Problem requirements → Go through the listing and write out all of it exactly.

(Dataset rows about figures)
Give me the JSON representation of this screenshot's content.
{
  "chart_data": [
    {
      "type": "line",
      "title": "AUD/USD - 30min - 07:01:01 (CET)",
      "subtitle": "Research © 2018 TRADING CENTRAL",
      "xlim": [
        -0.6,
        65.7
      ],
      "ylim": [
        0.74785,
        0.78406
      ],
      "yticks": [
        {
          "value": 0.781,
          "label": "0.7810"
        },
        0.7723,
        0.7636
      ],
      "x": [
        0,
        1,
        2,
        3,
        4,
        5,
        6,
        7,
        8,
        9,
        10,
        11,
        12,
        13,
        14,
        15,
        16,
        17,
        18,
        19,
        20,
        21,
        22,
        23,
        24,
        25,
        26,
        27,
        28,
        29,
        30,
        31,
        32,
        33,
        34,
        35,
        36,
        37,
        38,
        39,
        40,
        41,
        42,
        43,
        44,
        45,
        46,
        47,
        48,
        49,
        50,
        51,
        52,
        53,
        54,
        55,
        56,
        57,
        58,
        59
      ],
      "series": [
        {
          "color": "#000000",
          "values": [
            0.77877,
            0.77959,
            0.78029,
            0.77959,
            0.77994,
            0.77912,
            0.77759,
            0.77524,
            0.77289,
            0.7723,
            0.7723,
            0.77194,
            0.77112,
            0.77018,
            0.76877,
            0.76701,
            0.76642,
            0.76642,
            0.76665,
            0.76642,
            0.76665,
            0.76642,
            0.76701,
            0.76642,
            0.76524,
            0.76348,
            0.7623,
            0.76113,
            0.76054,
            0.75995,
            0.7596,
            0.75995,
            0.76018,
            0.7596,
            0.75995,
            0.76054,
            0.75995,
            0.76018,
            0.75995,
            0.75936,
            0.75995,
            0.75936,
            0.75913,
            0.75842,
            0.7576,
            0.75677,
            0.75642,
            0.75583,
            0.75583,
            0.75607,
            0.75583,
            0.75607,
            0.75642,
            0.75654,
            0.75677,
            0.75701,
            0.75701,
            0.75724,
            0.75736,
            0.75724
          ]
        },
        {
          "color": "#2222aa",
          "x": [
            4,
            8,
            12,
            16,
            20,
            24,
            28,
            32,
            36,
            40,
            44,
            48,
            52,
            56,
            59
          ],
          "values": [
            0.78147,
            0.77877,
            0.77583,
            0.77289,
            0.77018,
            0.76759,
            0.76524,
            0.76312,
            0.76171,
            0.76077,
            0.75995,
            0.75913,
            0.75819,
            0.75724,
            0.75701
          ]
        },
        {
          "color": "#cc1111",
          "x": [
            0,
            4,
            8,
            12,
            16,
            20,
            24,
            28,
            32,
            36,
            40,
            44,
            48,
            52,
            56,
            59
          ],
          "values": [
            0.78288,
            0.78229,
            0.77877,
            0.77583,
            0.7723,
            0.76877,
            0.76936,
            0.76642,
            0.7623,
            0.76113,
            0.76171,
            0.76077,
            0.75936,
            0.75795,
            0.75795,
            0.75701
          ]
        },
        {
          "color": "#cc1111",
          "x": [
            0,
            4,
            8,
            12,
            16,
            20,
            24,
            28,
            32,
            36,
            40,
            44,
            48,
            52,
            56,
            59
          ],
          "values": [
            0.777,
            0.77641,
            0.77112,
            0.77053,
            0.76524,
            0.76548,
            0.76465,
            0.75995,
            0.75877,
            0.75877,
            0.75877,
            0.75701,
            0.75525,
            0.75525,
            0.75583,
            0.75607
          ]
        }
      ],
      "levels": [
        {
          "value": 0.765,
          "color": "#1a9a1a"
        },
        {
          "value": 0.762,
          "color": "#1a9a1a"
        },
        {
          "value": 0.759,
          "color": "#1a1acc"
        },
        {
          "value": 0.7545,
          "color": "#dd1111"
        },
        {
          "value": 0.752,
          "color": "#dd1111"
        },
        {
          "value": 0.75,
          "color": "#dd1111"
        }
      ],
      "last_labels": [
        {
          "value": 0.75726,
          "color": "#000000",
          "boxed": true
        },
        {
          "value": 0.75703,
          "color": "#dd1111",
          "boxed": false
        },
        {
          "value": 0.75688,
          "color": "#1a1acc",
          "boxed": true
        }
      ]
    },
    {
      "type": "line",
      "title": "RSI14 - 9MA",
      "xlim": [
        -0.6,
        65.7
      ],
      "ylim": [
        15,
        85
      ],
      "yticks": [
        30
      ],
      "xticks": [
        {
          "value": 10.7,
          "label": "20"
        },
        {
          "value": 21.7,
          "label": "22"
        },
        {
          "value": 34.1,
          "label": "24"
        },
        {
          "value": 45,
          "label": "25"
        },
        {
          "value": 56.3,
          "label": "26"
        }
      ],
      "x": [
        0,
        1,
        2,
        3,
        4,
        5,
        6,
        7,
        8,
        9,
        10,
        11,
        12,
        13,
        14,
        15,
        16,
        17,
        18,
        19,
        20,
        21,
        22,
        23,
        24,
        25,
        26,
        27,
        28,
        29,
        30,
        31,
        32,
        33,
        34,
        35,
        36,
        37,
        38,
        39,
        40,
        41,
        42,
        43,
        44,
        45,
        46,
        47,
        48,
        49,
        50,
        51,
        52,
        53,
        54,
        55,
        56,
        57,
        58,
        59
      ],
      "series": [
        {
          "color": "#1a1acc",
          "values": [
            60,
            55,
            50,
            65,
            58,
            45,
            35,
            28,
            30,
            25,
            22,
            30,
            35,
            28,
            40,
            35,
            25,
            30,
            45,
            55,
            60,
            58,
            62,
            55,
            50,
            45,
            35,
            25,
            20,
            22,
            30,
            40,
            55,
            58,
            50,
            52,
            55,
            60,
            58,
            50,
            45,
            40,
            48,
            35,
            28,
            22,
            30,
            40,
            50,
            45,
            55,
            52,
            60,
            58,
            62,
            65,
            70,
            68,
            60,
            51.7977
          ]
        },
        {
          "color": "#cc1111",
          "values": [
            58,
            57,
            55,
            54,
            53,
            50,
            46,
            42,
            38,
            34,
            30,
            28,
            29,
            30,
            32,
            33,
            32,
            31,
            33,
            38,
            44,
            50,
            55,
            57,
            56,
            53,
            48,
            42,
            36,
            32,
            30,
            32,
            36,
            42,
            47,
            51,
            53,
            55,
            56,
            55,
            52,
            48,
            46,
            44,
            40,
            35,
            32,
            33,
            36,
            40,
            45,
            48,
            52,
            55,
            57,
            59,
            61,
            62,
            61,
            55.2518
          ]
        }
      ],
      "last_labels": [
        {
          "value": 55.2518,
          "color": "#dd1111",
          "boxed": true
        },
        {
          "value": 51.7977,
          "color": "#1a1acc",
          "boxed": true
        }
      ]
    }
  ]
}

Result for this exercise →
Give me the JSON representation of this screenshot's content.
{
  "chart_data": [
    {
      "type": "line",
      "title": "AUD/USD - 30min - 07:01:01 (CET)",
      "subtitle": "Research © 2018 TRADING CENTRAL",
      "xlim": [
        -0.6,
        65.7
      ],
      "ylim": [
        0.74785,
        0.78406
      ],
      "yticks": [
        {
          "value": 0.781,
          "label": "0.7810"
        },
        0.7723,
        0.7636
      ],
      "x": [
        0,
        1,
        2,
        3,
        4,
        5,
        6,
        7,
        8,
        9,
        10,
        11,
        12,
        13,
        14,
        15,
        16,
        17,
        18,
        19,
        20,
        21,
        22,
        23,
        24,
        25,
        26,
        27,
        28,
        29,
        30,
        31,
        32,
        33,
        34,
        35,
        36,
        37,
        38,
        39,
        40,
        41,
        42,
        43,
        44,
        45,
        46,
        47,
        48,
        49,
        50,
        51,
        52,
        53,
        54,
        55,
        56,
        57,
        58,
        59
      ],
      "series": [
        {
          "color": "#000000",
          "values": [
            0.77877,
            0.77959,
            0.78029,
            0.77959,
            0.77994,
            0.77912,
            0.77759,
            0.77524,
            0.77289,
            0.7723,
            0.7723,
            0.77194,
            0.77112,
            0.77018,
            0.76877,
            0.76701,
            0.76642,
            0.76642,
            0.76665,
            0.76642,
            0.76665,
            0.76642,
            0.76701,
            0.76642,
            0.76524,
            0.76348,
            0.7623,
            0.76113,
            0.76054,
            0.75995,
            0.7596,
            0.75995,
            0.76018,
            0.7596,
            0.75995,
            0.76054,
            0.75995,
            0.76018,
            0.75995,
            0.75936,
            0.75995,
            0.75936,
            0.75913,
            0.75842,
            0.7576,
            0.75677,
            0.75642,
            0.75583,
            0.75583,
            0.75607,
            0.75583,
            0.75607,
            0.75642,
            0.75654,
            0.75677,
            0.75701,
            0.75701,
            0.75724,
            0.75736,
            0.75724
          ]
        },
        {
          "color": "#2222aa",
          "x": [
            4,
            8,
            12,
            16,
            20,
            24,
            28,
            32,
            36,
            40,
            44,
            48,
            52,
            56,
            59
          ],
          "values": [
            0.78147,
            0.77877,
            0.77583,
            0.77289,
            0.77018,
            0.76759,
            0.76524,
            0.76312,
            0.76171,
            0.76077,
            0.75995,
            0.75913,
            0.75819,
            0.75724,
            0.75701
          ]
        },
        {
          "color": "#cc1111",
          "x": [
            0,
            4,
            8,
            12,
            16,
            20,
            24,
            28,
            32,
            36,
            40,
            44,
            48,
            52,
            56,
            59
          ],
          "values": [
            0.78288,
            0.78229,
            0.77877,
            0.77583,
            0.7723,
            0.76877,
            0.76936,
            0.76642,
            0.7623,
            0.76113,
            0.76171,
            0.76077,
            0.75936,
            0.75795,
            0.75795,
            0.75701
          ]
        },
        {
          "color": "#cc1111",
          "x": [
            0,
            4,
            8,
            12,
            16,
            20,
            24,
            28,
            32,
            36,
            40,
            44,
            48,
            52,
            56,
            59
          ],
          "values": [
            0.777,
            0.77641,
            0.77112,
            0.77053,
            0.76524,
            0.76548,
            0.76465,
            0.75995,
            0.75877,
            0.75877,
            0.75877,
            0.75701,
            0.75525,
            0.75525,
            0.75583,
            0.75607
          ]
        }
      ],
      "levels": [
        {
          "value": 0.765,
          "color": "#1a9a1a"
        },
        {
          "value": 0.762,
          "color": "#1a9a1a"
        },
        {
          "value": 0.759,
          "color": "#1a1acc"
        },
        {
          "value": 0.7545,
          "color": "#dd1111"
        },
        {
          "value": 0.752,
          "color": "#dd1111"
        },
        {
          "value": 0.75,
          "color": "#dd1111"
        }
      ],
      "last_labels": [
        {
          "value": 0.75726,
          "color": "#000000",
          "boxed": true
        },
        {
          "value": 0.75703,
          "color": "#dd1111",
          "boxed": false
        },
        {
          "value": 0.75688,
          "color": "#1a1acc",
          "boxed": true
        }
      ]
    },
    {
      "type": "line",
      "title": "RSI14 - 9MA",
      "xlim": [
        -0.6,
        65.7
      ],
      "ylim": [
        15,
        85
      ],
      "yticks": [
        30
      ],
      "xticks": [
        {
          "value": 10.7,
          "label": "20"
        },
        {
          "value": 21.7,
          "label": "22"
        },
        {
          "value": 34.1,
          "label": "24"
        },
        {
          "value": 45,
          "label": "25"
        },
        {
          "value": 56.3,
          "label": "26"
        }
      ],
      "x": [
        0,
        1,
        2,
        3,
        4,
        5,
        6,
        7,
        8,
        9,
        10,
        11,
        12,
        13,
        14,
        15,
        16,
        17,
        18,
        19,
        20,
        21,
        22,
        23,
        24,
        25,
        26,
        27,
        28,
        29,
        30,
        31,
        32,
        33,
        34,
        35,
        36,
        37,
        38,
        39,
        40,
        41,
        42,
        43,
        44,
        45,
        46,
        47,
        48,
        49,
        50,
        51,
        52,
        53,
        54,
        55,
        56,
        57,
        58,
        59
      ],
      "series": [
        {
          "color": "#1a1acc",
          "values": [
            60,
            55,
            50,
            65,
            58,
            45,
            35,
            28,
            30,
            25,
            22,
            30,
            35,
            28,
            40,
            35,
            25,
            30,
            45,
            55,
            60,
            58,
            62,
            55,
            50,
            45,
            35,
            25,
            20,
            22,
            30,
            40,
            55,
            58,
            50,
            52,
            55,
            60,
            58,
            50,
            45,
            40,
            48,
            35,
            28,
            22,
            30,
            40,
            50,
            45,
            55,
            52,
            60,
            58,
            62,
            65,
            70,
            68,
            60,
            51.7977
          ]
        },
        {
          "color": "#cc1111",
          "values": [
            58,
            57,
            55,
            54,
            53,
            50,
            46,
            42,
            38,
            34,
            30,
            28,
            29,
            30,
            32,
            33,
            32,
            31,
            33,
            38,
            44,
            50,
            55,
            57,
            56,
            53,
            48,
            42,
            36,
            32,
            30,
            32,
            36,
            42,
            47,
            51,
            53,
            55,
            56,
            55,
            52,
            48,
            46,
            44,
            40,
            35,
            32,
            33,
            36,
            40,
            45,
            48,
            52,
            55,
            57,
            59,
            61,
            62,
            61,
            55.2518
          ]
        }
      ],
      "last_labels": [
        {
          "value": 55.2518,
          "color": "#dd1111",
          "boxed": true
        },
        {
          "value": 51.7977,
          "color": "#1a1acc",
          "boxed": true
        }
      ]
    }
  ]
}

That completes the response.